>>>>
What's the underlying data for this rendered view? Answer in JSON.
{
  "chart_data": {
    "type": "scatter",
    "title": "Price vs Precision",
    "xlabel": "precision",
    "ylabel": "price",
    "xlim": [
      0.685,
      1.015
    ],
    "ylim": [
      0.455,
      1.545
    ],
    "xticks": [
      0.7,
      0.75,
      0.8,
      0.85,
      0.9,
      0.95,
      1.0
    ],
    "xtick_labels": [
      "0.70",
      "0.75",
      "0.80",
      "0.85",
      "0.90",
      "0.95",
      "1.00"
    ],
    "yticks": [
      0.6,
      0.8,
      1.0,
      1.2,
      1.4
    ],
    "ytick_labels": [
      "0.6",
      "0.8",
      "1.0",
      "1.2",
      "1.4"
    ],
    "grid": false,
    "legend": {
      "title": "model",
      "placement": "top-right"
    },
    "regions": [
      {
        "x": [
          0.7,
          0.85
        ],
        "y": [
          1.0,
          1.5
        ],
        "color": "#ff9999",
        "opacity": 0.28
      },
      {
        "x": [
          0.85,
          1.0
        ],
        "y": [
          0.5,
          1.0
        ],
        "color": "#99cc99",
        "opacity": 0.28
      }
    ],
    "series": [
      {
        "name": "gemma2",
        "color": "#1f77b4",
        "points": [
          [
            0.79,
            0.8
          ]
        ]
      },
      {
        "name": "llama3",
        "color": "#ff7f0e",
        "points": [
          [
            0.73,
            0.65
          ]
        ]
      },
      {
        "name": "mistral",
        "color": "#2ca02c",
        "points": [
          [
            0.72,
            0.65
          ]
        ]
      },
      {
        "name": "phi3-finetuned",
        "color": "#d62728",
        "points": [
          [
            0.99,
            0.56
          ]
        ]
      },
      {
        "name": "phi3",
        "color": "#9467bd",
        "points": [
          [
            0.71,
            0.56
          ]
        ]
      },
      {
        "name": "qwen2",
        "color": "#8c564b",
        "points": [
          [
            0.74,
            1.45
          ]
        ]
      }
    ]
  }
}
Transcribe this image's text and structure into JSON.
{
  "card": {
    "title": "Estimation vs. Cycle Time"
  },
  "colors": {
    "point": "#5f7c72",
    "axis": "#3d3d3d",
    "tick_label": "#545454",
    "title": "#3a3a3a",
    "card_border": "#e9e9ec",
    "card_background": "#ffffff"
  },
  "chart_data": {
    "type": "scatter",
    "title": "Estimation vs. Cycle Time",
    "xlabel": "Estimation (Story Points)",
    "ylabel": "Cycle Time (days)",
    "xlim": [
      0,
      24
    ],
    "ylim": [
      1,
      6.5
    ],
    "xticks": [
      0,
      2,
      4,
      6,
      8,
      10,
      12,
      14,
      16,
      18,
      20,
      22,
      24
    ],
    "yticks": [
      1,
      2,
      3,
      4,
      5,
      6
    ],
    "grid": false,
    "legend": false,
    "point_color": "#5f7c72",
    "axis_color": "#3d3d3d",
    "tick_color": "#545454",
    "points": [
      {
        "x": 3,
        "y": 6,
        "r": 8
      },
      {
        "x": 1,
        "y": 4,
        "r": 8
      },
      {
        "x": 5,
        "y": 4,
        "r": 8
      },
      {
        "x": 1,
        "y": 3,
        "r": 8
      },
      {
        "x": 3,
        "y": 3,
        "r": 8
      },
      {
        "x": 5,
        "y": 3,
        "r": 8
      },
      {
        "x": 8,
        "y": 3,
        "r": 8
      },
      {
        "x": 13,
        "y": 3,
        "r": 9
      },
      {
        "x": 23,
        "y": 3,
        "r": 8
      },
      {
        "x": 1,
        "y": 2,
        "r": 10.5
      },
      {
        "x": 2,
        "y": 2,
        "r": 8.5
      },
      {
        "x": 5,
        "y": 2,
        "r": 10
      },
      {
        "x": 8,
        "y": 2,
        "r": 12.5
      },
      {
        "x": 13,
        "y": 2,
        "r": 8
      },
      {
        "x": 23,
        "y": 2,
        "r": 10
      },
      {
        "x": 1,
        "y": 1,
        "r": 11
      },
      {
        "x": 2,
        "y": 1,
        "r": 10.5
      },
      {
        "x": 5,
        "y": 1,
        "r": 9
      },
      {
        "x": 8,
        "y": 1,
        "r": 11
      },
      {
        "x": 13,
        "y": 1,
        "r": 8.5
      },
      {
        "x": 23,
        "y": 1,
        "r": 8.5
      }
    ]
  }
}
<<<<
_Task requirements:_ Go through the records and copy each line with "Time" in it.

_Result of this exercise:_
    "title": "Estimation vs. Cycle Time"
    "title": "Estimation vs. Cycle Time",
    "ylabel": "Cycle Time (days)",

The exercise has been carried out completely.